Reproduce the records exactly.
== GIVEN DATA
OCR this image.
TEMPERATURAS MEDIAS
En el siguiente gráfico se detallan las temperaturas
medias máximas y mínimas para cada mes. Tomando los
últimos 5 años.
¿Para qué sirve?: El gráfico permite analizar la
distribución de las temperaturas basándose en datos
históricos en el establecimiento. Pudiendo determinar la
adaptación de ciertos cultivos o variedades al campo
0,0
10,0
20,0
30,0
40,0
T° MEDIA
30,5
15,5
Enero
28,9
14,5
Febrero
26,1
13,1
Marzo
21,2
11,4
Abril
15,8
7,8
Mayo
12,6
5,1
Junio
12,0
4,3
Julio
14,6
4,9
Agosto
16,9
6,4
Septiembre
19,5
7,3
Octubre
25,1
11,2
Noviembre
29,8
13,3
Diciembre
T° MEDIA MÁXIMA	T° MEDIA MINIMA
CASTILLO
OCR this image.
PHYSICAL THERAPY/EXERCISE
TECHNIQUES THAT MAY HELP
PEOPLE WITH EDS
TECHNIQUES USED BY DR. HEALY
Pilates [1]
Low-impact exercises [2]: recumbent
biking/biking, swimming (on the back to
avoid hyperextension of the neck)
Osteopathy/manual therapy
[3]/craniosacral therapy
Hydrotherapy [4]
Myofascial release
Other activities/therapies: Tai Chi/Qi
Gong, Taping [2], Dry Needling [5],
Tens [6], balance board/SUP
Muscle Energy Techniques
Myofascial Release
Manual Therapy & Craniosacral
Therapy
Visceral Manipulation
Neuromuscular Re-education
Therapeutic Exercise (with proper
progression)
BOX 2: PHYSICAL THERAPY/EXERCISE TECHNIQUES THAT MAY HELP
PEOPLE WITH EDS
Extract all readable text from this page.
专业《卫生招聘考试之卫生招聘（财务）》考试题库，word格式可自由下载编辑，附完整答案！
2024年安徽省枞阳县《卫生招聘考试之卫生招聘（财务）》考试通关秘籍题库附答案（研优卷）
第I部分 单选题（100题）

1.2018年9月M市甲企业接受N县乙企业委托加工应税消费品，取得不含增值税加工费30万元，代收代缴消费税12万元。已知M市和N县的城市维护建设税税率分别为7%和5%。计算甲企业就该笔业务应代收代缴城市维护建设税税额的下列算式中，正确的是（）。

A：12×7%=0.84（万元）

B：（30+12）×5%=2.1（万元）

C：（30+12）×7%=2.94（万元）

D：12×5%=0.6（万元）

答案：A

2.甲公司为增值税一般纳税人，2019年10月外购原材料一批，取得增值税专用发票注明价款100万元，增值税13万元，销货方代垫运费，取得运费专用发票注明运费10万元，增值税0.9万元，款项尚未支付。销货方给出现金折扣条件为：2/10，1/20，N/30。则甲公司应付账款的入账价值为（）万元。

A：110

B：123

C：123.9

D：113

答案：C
====
### OUTPUT FOR THIS EXERCISE
OCR this image.
TEMPERATURAS MEDIAS
En el siguiente gráfico se detallan las temperaturas
medias máximas y mínimas para cada mes. Tomando los
últimos 5 años.
¿Para qué sirve?: El gráfico permite analizar la
distribución de las temperaturas basándose en datos
históricos en el establecimiento. Pudiendo determinar la
adaptación de ciertos cultivos o variedades al campo
0,0
10,0
20,0
30,0
40,0
T° MEDIA
30,5
15,5
Enero
28,9
14,5
Febrero
26,1
13,1
Marzo
21,2
11,4
Abril
15,8
7,8
Mayo
12,6
5,1
Junio
12,0
4,3
Julio
14,6
4,9
Agosto
16,9
6,4
Septiembre
19,5
7,3
Octubre
25,1
11,2
Noviembre
29,8
13,3
Diciembre
T° MEDIA MÁXIMA	T° MEDIA MINIMA
CASTILLO
OCR this image.
PHYSICAL THERAPY/EXERCISE
TECHNIQUES THAT MAY HELP
PEOPLE WITH EDS
TECHNIQUES USED BY DR. HEALY
Pilates [1]
Low-impact exercises [2]: recumbent
biking/biking, swimming (on the back to
avoid hyperextension of the neck)
Osteopathy/manual therapy
[3]/craniosacral therapy
Hydrotherapy [4]
Myofascial release
Other activities/therapies: Tai Chi/Qi
Gong, Taping [2], Dry Needling [5],
Tens [6], balance board/SUP
Muscle Energy Techniques
Myofascial Release
Manual Therapy & Craniosacral
Therapy
Visceral Manipulation
Neuromuscular Re-education
Therapeutic Exercise (with proper
progression)
BOX 2: PHYSICAL THERAPY/EXERCISE TECHNIQUES THAT MAY HELP
PEOPLE WITH EDS
Extract all readable text from this page.
专业《卫生招聘考试之卫生招聘（财务）》考试题库，word格式可自由下载编辑，附完整答案！
2024年安徽省枞阳县《卫生招聘考试之卫生招聘（财务）》考试通关秘籍题库附答案（研优卷）
第I部分 单选题（100题）

1.2018年9月M市甲企业接受N县乙企业委托加工应税消费品，取得不含增值税加工费30万元，代收代缴消费税12万元。已知M市和N县的城市维护建设税税率分别为7%和5%。计算甲企业就该笔业务应代收代缴城市维护建设税税额的下列算式中，正确的是（）。

A：12×7%=0.84（万元）

B：（30+12）×5%=2.1（万元）

C：（30+12）×7%=2.94（万元）

D：12×5%=0.6（万元）

答案：A

2.甲公司为增值税一般纳税人，2019年10月外购原材料一批，取得增值税专用发票注明价款100万元，增值税13万元，销货方代垫运费，取得运费专用发票注明运费10万元，增值税0.9万元，款项尚未支付。销货方给出现金折扣条件为：2/10，1/20，N/30。则甲公司应付账款的入账价值为（）万元。

A：110

B：123

C：123.9

D：113

答案：C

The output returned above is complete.